Stored records:
---

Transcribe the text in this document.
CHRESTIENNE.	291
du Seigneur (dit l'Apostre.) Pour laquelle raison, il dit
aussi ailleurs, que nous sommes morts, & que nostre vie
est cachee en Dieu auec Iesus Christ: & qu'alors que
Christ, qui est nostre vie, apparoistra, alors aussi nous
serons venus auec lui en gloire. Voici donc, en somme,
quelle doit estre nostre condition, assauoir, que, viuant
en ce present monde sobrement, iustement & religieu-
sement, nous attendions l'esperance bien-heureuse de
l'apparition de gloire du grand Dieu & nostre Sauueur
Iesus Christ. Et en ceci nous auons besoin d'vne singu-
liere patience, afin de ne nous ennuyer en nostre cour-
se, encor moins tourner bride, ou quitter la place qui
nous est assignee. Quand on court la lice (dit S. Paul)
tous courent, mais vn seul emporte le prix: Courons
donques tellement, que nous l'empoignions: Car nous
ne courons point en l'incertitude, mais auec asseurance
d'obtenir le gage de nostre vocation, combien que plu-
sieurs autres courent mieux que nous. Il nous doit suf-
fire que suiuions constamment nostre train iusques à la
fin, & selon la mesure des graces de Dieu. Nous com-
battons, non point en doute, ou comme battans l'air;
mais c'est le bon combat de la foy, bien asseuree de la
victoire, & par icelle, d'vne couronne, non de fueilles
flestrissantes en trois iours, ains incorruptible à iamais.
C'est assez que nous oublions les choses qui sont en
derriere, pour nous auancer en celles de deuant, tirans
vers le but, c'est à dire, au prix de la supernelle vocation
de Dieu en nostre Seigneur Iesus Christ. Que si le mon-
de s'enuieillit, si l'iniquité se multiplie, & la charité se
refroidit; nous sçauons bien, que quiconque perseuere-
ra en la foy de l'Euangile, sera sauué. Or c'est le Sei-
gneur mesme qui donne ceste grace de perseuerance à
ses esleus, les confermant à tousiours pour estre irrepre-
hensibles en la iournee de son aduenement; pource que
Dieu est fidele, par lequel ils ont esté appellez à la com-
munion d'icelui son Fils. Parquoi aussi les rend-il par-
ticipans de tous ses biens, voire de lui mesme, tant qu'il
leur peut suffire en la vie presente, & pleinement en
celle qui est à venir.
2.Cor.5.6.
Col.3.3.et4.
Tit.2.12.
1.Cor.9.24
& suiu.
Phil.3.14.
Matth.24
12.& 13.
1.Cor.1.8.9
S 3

---

SHORT PROBLEM =
Within the material above, find the lines that contain the word "Seigneur"; copy them.

TASK SOLUTION =
du Seigneur (dit l'Apostre.) Pour laquelle raison, il dit
de Dieu en nostre Seigneur Iesus Christ. Que si le mon-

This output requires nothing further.